Start Data lines

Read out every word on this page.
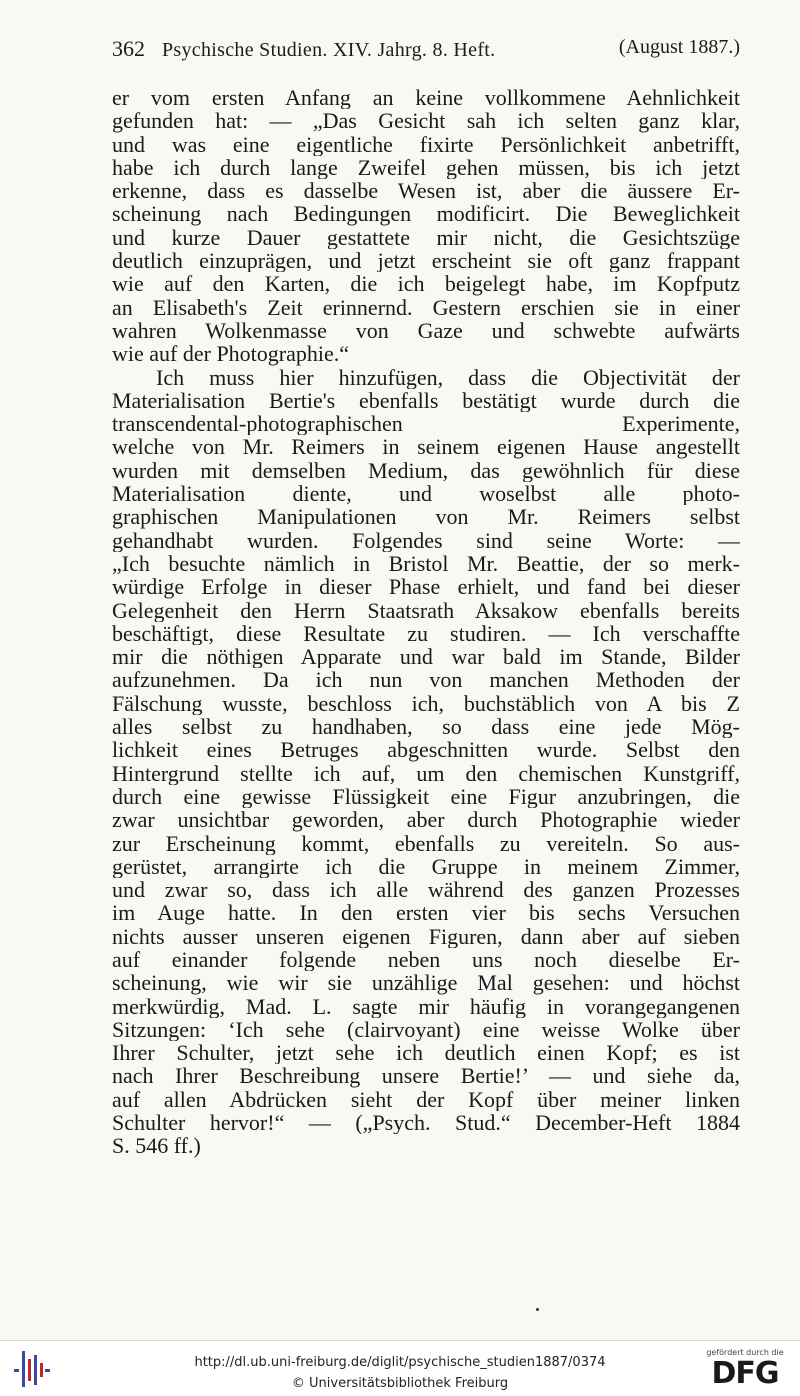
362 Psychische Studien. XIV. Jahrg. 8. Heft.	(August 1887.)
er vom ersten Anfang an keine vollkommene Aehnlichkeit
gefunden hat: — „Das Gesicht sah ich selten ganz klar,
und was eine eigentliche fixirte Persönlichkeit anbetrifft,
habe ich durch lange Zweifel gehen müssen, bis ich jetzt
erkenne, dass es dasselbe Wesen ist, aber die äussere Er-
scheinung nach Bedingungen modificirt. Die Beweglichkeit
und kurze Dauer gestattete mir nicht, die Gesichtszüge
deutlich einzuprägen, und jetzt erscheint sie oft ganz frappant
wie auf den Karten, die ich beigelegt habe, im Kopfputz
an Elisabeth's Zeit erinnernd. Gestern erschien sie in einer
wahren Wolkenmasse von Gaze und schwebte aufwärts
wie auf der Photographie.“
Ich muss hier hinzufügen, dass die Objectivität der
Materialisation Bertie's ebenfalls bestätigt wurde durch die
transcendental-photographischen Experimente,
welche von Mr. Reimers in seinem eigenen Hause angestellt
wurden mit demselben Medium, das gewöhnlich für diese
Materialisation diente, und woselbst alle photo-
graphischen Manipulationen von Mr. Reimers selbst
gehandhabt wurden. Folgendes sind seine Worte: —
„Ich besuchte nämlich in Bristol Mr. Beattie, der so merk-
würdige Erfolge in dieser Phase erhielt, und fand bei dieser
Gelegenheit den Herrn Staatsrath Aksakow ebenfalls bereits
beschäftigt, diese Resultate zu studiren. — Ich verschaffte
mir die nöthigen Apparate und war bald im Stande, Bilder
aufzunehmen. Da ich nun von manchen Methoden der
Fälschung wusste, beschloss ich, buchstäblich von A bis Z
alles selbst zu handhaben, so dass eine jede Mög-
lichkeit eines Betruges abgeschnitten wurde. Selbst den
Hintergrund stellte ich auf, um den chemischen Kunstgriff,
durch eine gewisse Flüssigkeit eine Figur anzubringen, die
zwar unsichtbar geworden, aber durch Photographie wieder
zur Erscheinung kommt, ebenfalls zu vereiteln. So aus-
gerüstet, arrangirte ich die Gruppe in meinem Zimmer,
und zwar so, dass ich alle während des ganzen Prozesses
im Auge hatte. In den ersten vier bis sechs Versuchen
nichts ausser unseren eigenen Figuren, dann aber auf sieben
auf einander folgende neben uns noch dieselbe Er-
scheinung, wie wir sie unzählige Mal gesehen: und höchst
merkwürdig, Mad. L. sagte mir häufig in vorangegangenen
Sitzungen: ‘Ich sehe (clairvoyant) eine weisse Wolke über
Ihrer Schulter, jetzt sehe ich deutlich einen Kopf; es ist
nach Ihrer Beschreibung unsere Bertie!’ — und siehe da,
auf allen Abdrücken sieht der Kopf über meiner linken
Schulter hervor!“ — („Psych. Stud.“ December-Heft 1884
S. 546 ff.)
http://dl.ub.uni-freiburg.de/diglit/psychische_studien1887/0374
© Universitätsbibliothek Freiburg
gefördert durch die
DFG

End Data lines
Start Data lines

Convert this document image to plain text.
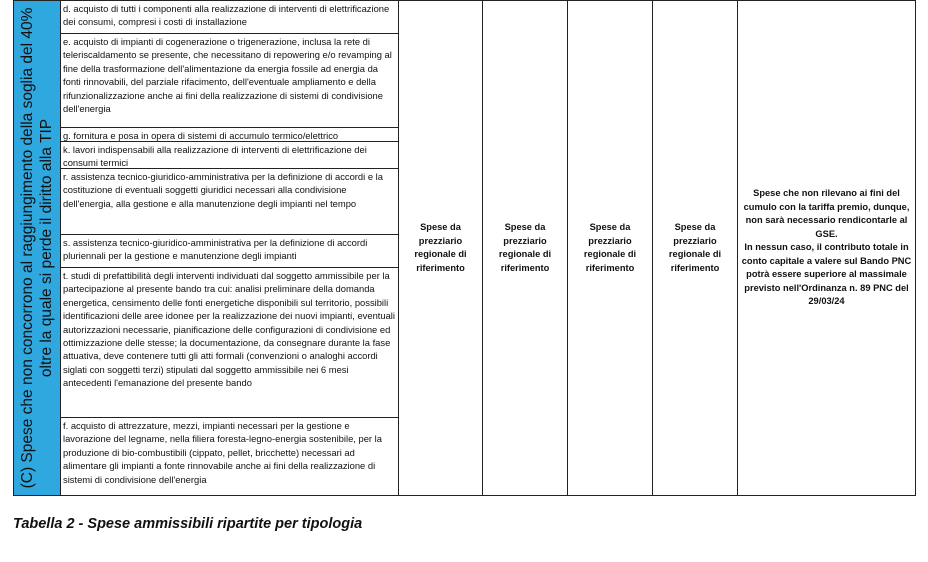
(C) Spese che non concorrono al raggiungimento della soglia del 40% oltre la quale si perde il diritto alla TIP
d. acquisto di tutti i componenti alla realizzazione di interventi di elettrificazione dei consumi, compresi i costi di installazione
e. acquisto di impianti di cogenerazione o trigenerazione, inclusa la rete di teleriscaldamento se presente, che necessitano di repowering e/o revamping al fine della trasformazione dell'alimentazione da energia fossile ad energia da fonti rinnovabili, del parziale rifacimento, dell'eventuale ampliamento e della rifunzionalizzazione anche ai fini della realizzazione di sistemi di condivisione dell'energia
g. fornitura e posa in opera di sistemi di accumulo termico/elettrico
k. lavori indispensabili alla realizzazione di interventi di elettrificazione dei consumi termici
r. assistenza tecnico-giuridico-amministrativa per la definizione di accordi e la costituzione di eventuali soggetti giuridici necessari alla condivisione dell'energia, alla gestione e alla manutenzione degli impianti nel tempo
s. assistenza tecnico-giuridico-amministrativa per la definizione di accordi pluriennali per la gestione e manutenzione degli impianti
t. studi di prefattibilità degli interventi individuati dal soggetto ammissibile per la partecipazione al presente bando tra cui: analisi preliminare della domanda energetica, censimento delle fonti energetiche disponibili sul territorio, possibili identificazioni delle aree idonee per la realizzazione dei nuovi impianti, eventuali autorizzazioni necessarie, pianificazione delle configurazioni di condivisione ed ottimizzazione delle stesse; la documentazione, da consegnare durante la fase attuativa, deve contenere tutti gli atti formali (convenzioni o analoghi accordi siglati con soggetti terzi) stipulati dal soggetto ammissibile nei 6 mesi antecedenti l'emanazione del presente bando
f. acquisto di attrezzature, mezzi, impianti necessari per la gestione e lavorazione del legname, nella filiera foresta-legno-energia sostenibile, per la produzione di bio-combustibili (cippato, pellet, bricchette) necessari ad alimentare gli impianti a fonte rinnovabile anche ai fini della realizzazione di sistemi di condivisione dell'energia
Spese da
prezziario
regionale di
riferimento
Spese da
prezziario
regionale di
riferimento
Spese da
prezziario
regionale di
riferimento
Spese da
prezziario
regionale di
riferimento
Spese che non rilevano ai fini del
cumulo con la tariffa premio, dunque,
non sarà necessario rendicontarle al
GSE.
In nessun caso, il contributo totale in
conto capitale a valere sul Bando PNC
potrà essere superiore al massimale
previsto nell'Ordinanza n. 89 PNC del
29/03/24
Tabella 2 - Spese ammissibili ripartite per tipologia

End Data lines
Start Data lines

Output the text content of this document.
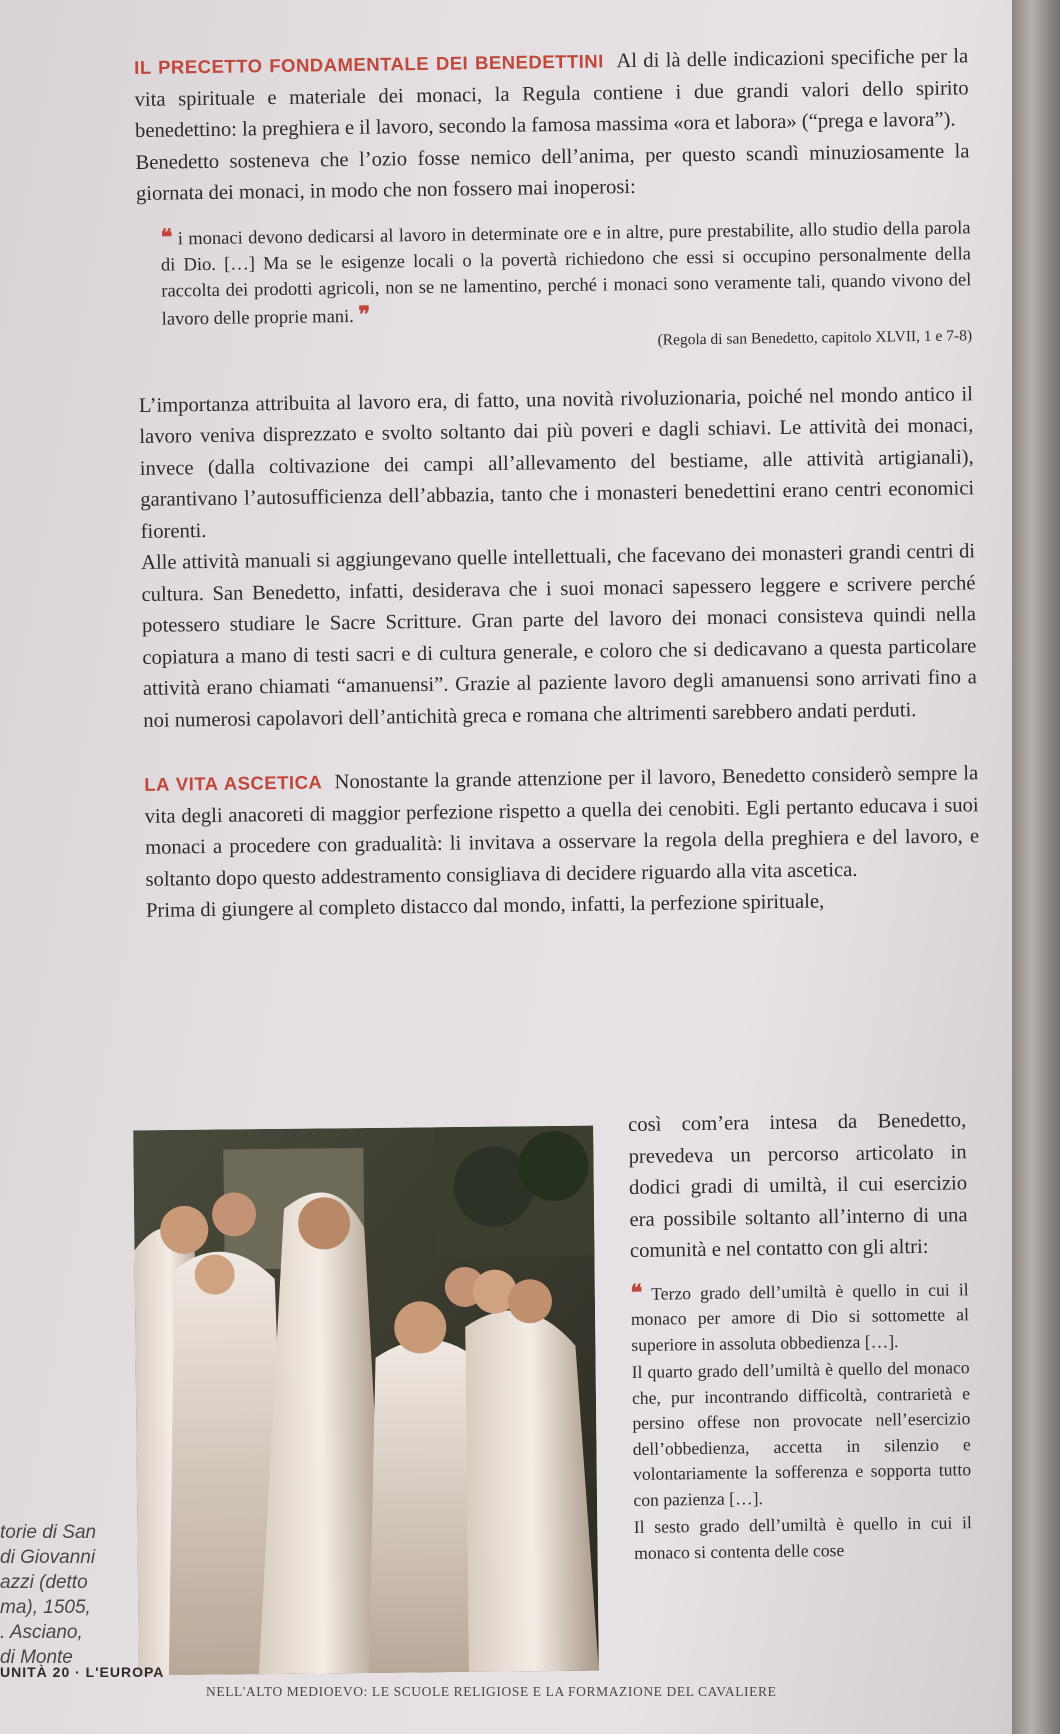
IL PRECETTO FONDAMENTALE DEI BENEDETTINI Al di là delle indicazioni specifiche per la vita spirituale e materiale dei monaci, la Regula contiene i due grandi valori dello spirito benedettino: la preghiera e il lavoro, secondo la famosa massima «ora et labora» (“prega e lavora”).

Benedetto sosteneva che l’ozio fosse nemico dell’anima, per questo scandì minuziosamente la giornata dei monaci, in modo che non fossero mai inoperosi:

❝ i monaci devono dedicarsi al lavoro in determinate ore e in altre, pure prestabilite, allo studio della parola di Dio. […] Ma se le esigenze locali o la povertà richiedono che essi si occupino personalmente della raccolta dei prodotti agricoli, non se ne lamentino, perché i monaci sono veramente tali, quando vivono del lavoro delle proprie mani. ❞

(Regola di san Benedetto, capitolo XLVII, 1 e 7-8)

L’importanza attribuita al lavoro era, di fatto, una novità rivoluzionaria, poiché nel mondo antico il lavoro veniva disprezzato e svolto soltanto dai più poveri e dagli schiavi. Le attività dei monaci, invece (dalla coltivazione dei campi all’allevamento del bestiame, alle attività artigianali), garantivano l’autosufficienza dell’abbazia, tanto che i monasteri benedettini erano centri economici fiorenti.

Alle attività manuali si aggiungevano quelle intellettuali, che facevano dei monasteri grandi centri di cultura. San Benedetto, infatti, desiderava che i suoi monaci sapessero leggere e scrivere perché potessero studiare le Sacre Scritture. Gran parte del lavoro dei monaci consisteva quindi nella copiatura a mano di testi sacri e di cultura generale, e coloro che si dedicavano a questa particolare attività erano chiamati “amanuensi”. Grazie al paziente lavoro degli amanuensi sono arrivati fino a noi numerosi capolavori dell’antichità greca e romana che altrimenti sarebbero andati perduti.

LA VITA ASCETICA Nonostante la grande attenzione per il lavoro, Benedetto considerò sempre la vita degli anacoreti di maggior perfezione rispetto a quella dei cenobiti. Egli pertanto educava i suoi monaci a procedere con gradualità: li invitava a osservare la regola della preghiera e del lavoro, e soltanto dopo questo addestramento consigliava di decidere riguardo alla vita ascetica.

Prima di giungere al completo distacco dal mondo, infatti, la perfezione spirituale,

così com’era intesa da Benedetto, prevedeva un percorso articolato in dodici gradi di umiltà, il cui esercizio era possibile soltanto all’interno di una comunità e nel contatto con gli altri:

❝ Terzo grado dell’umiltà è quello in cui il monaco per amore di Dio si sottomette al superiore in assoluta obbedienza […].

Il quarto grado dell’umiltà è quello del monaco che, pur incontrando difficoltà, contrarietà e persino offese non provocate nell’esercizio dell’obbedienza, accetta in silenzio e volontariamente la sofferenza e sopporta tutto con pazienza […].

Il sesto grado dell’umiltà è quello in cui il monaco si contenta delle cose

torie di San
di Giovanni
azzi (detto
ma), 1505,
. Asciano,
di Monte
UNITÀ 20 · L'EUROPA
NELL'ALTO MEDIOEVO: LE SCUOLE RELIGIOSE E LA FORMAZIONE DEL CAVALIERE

End Data lines

Look through the entries and return every line where "soggetti" appears.

[Task response]
r. assistenza tecnico-giuridico-amministrativa per la definizione di accordi e la costituzione di eventuali soggetti giuridici necessari alla condivisione dell'energia, alla gestione e alla manutenzione degli impianti nel tempo
t. studi di prefattibilità degli interventi individuati dal soggetto ammissibile per la partecipazione al presente bando tra cui: analisi preliminare della domanda energetica, censimento delle fonti energetiche disponibili sul territorio, possibili identificazioni delle aree idonee per la realizzazione dei nuovi impianti, eventuali autorizzazioni necessarie, pianificazione delle configurazioni di condivisione ed ottimizzazione delle stesse; la documentazione, da consegnare durante la fase attuativa, deve contenere tutti gli atti formali (convenzioni o analoghi accordi siglati con soggetti terzi) stipulati dal soggetto ammissibile nei 6 mesi antecedenti l'emanazione del presente bando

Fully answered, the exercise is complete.